(Records that describe figures)
* * * * * * *

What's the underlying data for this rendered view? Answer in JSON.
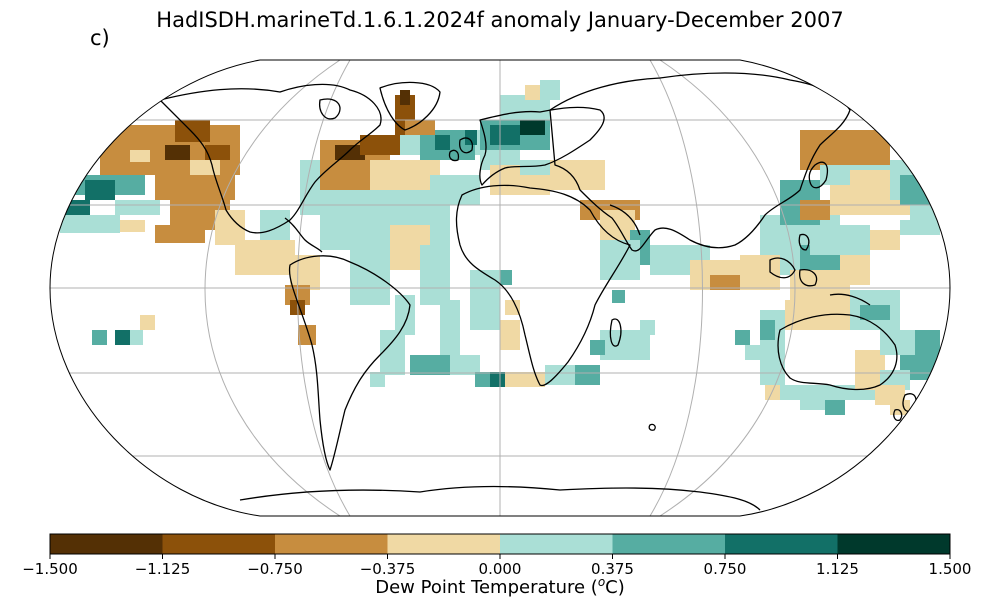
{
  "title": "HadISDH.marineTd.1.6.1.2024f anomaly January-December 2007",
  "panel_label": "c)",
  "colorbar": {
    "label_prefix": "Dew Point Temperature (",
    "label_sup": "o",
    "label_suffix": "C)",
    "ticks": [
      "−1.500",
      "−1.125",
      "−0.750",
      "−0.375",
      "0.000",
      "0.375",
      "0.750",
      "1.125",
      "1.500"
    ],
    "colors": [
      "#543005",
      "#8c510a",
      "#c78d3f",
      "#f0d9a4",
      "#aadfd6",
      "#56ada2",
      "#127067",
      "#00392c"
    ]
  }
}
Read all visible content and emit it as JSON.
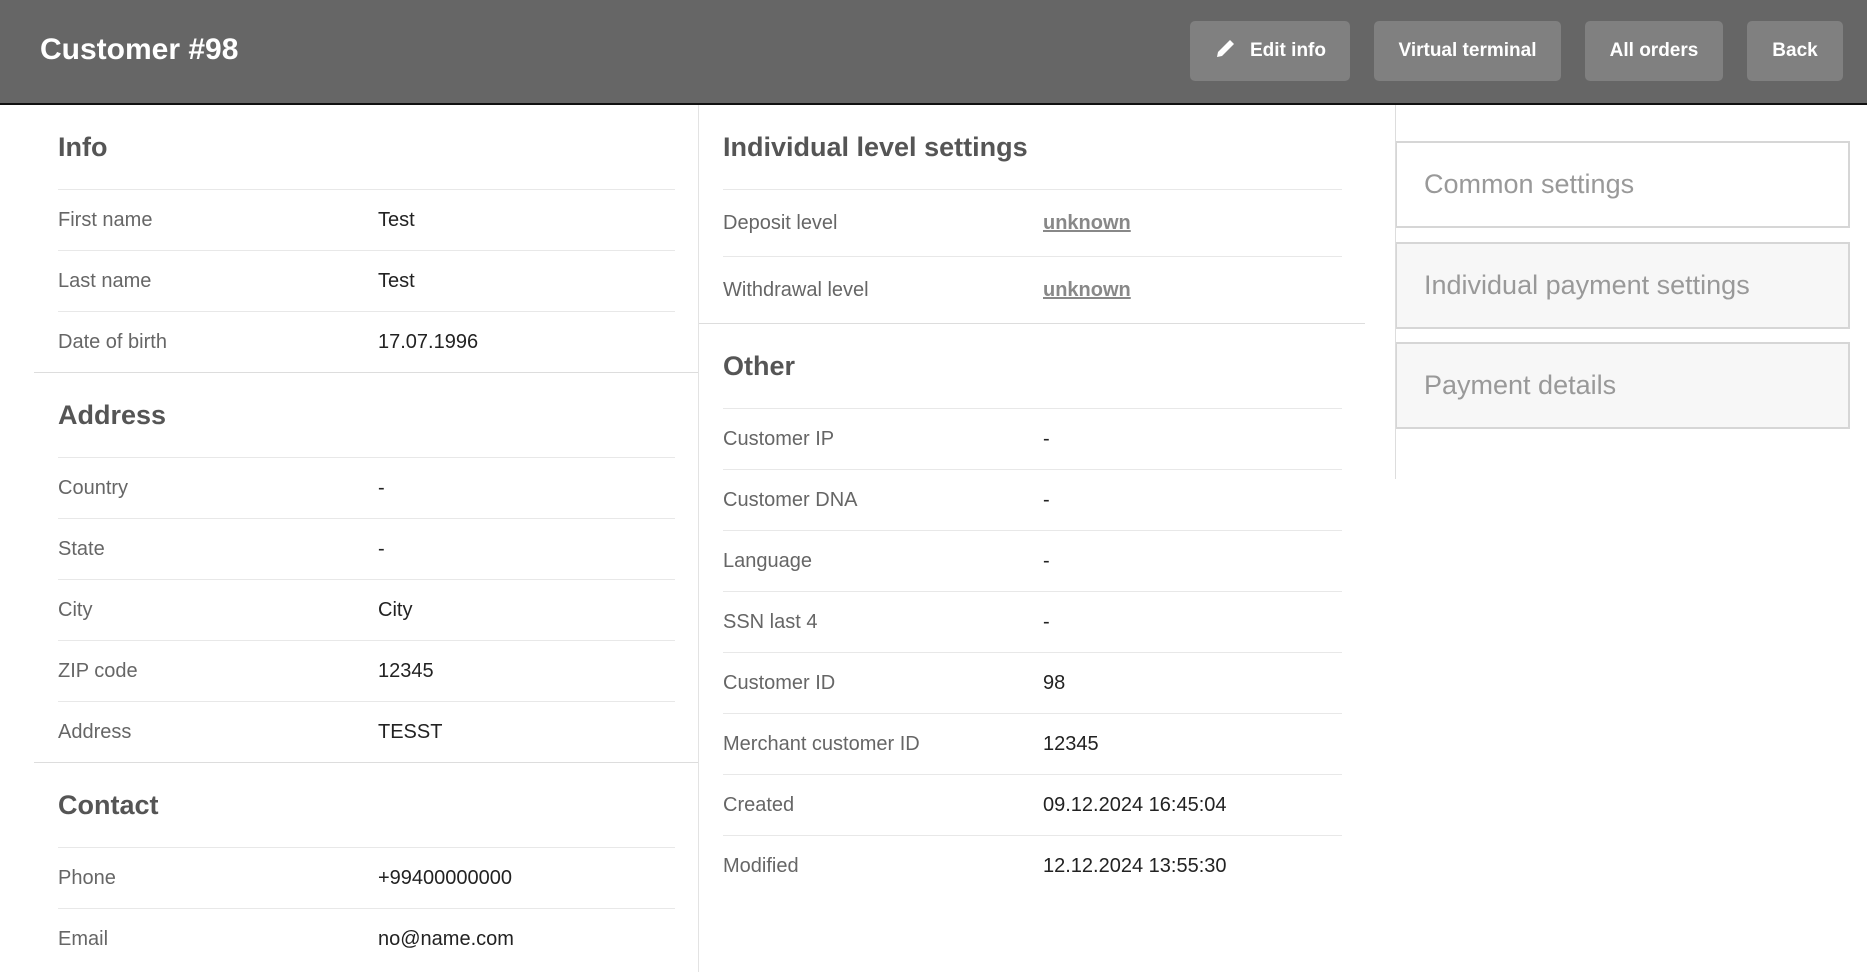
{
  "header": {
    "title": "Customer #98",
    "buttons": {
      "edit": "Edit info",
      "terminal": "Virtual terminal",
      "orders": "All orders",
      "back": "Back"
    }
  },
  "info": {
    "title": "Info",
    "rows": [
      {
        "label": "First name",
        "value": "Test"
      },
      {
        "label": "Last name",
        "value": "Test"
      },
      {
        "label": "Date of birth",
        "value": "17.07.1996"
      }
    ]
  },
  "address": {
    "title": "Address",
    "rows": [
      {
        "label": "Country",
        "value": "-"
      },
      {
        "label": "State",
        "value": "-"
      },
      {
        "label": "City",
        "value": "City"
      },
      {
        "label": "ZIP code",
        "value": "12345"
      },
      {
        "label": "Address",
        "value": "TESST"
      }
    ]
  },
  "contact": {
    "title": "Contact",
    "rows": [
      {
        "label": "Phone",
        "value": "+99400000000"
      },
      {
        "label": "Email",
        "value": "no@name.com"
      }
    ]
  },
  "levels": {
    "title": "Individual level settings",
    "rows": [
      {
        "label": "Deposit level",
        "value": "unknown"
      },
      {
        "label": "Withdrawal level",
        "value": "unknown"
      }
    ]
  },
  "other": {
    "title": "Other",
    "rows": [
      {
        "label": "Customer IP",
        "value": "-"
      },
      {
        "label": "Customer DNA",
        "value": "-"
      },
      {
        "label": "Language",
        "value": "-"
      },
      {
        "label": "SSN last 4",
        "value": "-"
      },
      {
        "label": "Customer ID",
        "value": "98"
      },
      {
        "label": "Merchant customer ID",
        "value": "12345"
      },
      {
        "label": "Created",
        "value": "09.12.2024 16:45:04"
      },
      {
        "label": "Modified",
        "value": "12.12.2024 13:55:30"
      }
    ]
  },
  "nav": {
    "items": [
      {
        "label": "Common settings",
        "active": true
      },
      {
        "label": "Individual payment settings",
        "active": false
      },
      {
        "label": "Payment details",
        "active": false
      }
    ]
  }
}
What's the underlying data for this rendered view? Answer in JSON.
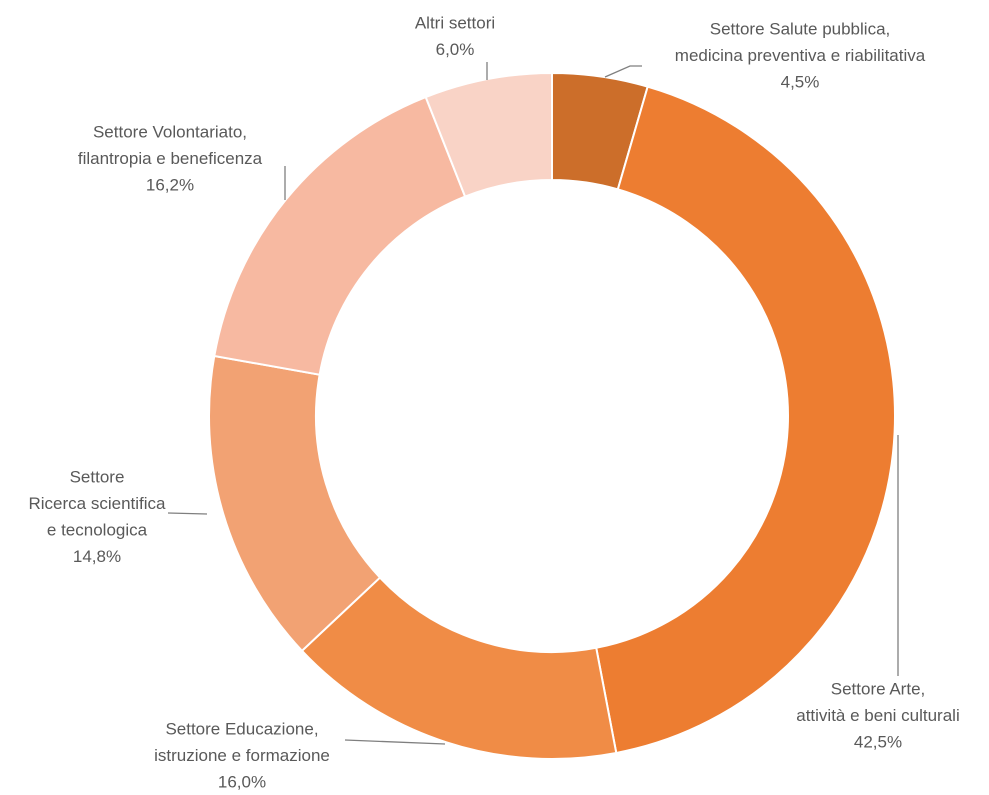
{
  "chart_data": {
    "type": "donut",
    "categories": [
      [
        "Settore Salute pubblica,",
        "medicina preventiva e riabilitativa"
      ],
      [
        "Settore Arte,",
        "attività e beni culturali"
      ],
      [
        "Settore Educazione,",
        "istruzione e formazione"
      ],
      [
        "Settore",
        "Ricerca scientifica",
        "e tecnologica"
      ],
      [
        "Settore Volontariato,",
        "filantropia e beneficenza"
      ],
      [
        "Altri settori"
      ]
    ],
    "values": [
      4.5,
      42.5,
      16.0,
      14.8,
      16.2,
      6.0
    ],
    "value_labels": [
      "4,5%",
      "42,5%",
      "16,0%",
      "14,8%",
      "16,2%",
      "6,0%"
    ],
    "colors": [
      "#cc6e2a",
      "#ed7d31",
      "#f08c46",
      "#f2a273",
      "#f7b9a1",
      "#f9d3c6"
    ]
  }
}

* * * * * * *

= Task details =
Quote the records above in full, dropping each picture.

= Result of this exercise =
What's the underlying data for this rendered view? Answer in JSON.
{
  "title": "HadISDH.marineTd.1.6.1.2024f anomaly January-December 2007",
  "panel_label": "c)",
  "colorbar": {
    "label_prefix": "Dew Point Temperature (",
    "label_sup": "o",
    "label_suffix": "C)",
    "ticks": [
      "−1.500",
      "−1.125",
      "−0.750",
      "−0.375",
      "0.000",
      "0.375",
      "0.750",
      "1.125",
      "1.500"
    ],
    "colors": [
      "#543005",
      "#8c510a",
      "#c78d3f",
      "#f0d9a4",
      "#aadfd6",
      "#56ada2",
      "#127067",
      "#00392c"
    ]
  }
}
Read all visible content and emit it as JSON.
{
  "header": {
    "title": "Customer #98",
    "buttons": {
      "edit": "Edit info",
      "terminal": "Virtual terminal",
      "orders": "All orders",
      "back": "Back"
    }
  },
  "info": {
    "title": "Info",
    "rows": [
      {
        "label": "First name",
        "value": "Test"
      },
      {
        "label": "Last name",
        "value": "Test"
      },
      {
        "label": "Date of birth",
        "value": "17.07.1996"
      }
    ]
  },
  "address": {
    "title": "Address",
    "rows": [
      {
        "label": "Country",
        "value": "-"
      },
      {
        "label": "State",
        "value": "-"
      },
      {
        "label": "City",
        "value": "City"
      },
      {
        "label": "ZIP code",
        "value": "12345"
      },
      {
        "label": "Address",
        "value": "TESST"
      }
    ]
  },
  "contact": {
    "title": "Contact",
    "rows": [
      {
        "label": "Phone",
        "value": "+99400000000"
      },
      {
        "label": "Email",
        "value": "no@name.com"
      }
    ]
  },
  "levels": {
    "title": "Individual level settings",
    "rows": [
      {
        "label": "Deposit level",
        "value": "unknown"
      },
      {
        "label": "Withdrawal level",
        "value": "unknown"
      }
    ]
  },
  "other": {
    "title": "Other",
    "rows": [
      {
        "label": "Customer IP",
        "value": "-"
      },
      {
        "label": "Customer DNA",
        "value": "-"
      },
      {
        "label": "Language",
        "value": "-"
      },
      {
        "label": "SSN last 4",
        "value": "-"
      },
      {
        "label": "Customer ID",
        "value": "98"
      },
      {
        "label": "Merchant customer ID",
        "value": "12345"
      },
      {
        "label": "Created",
        "value": "09.12.2024 16:45:04"
      },
      {
        "label": "Modified",
        "value": "12.12.2024 13:55:30"
      }
    ]
  },
  "nav": {
    "items": [
      {
        "label": "Common settings",
        "active": true
      },
      {
        "label": "Individual payment settings",
        "active": false
      },
      {
        "label": "Payment details",
        "active": false
      }
    ]
  }
}
What's the underlying data for this rendered view? Answer in JSON.
{
  "chart_data": {
    "type": "donut",
    "categories": [
      [
        "Settore Salute pubblica,",
        "medicina preventiva e riabilitativa"
      ],
      [
        "Settore Arte,",
        "attività e beni culturali"
      ],
      [
        "Settore Educazione,",
        "istruzione e formazione"
      ],
      [
        "Settore",
        "Ricerca scientifica",
        "e tecnologica"
      ],
      [
        "Settore Volontariato,",
        "filantropia e beneficenza"
      ],
      [
        "Altri settori"
      ]
    ],
    "values": [
      4.5,
      42.5,
      16.0,
      14.8,
      16.2,
      6.0
    ],
    "value_labels": [
      "4,5%",
      "42,5%",
      "16,0%",
      "14,8%",
      "16,2%",
      "6,0%"
    ],
    "colors": [
      "#cc6e2a",
      "#ed7d31",
      "#f08c46",
      "#f2a273",
      "#f7b9a1",
      "#f9d3c6"
    ]
  }
}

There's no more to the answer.